[WHAT THE TASK REQUIRES]
Report each line of the data that includes the word "sesuai".

[RECORDS TO USE]
---+---

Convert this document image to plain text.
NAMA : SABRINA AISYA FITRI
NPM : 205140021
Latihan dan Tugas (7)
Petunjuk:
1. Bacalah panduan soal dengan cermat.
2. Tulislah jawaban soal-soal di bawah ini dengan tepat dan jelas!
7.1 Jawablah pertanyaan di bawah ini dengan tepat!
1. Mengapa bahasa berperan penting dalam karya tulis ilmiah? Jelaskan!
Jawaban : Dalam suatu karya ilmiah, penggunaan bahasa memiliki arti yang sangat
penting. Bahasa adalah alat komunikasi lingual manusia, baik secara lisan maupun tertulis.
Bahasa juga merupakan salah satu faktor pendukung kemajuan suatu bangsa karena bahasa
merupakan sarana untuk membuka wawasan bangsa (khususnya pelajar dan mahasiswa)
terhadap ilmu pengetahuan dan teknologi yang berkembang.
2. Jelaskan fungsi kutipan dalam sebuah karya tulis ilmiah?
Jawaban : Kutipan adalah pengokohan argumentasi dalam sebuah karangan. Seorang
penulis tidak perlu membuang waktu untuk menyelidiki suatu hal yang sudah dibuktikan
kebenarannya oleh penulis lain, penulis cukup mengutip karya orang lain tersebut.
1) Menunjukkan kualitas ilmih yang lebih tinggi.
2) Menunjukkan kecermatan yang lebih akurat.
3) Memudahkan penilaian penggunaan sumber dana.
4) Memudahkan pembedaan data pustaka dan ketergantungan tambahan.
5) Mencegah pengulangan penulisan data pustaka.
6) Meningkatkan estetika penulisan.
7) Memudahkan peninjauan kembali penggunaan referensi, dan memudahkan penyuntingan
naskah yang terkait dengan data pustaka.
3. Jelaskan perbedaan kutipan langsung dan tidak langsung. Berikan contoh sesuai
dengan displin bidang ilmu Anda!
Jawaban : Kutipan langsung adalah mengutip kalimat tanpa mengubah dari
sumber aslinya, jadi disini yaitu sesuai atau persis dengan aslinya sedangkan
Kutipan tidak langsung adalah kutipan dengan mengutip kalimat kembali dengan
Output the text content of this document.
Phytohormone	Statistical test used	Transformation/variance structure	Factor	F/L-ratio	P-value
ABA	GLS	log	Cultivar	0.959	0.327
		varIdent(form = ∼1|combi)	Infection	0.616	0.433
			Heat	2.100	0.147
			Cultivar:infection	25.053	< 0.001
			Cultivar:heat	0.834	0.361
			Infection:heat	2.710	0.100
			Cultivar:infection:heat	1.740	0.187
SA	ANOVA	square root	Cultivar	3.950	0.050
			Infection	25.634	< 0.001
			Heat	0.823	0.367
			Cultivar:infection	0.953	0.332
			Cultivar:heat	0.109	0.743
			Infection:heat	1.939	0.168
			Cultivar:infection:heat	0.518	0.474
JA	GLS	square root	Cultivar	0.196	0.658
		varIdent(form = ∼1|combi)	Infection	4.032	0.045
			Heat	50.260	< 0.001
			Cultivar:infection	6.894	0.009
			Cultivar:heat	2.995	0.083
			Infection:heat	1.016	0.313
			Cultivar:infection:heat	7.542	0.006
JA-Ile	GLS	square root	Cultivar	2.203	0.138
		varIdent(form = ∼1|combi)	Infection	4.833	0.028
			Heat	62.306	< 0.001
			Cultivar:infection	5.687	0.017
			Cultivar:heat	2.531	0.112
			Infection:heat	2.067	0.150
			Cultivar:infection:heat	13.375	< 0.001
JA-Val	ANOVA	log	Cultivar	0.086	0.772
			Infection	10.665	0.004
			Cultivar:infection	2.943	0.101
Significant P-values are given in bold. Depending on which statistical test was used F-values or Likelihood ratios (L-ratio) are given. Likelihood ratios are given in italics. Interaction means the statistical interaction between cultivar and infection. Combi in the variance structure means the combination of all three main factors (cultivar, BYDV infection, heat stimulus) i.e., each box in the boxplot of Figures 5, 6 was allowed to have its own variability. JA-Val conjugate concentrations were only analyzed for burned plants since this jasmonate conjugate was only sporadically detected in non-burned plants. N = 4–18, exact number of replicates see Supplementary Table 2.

---+---

[EXPECTED ANSWER]
3. Jelaskan perbedaan kutipan langsung dan tidak langsung. Berikan contoh sesuai
sumber aslinya, jadi disini yaitu sesuai atau persis dengan aslinya sedangkan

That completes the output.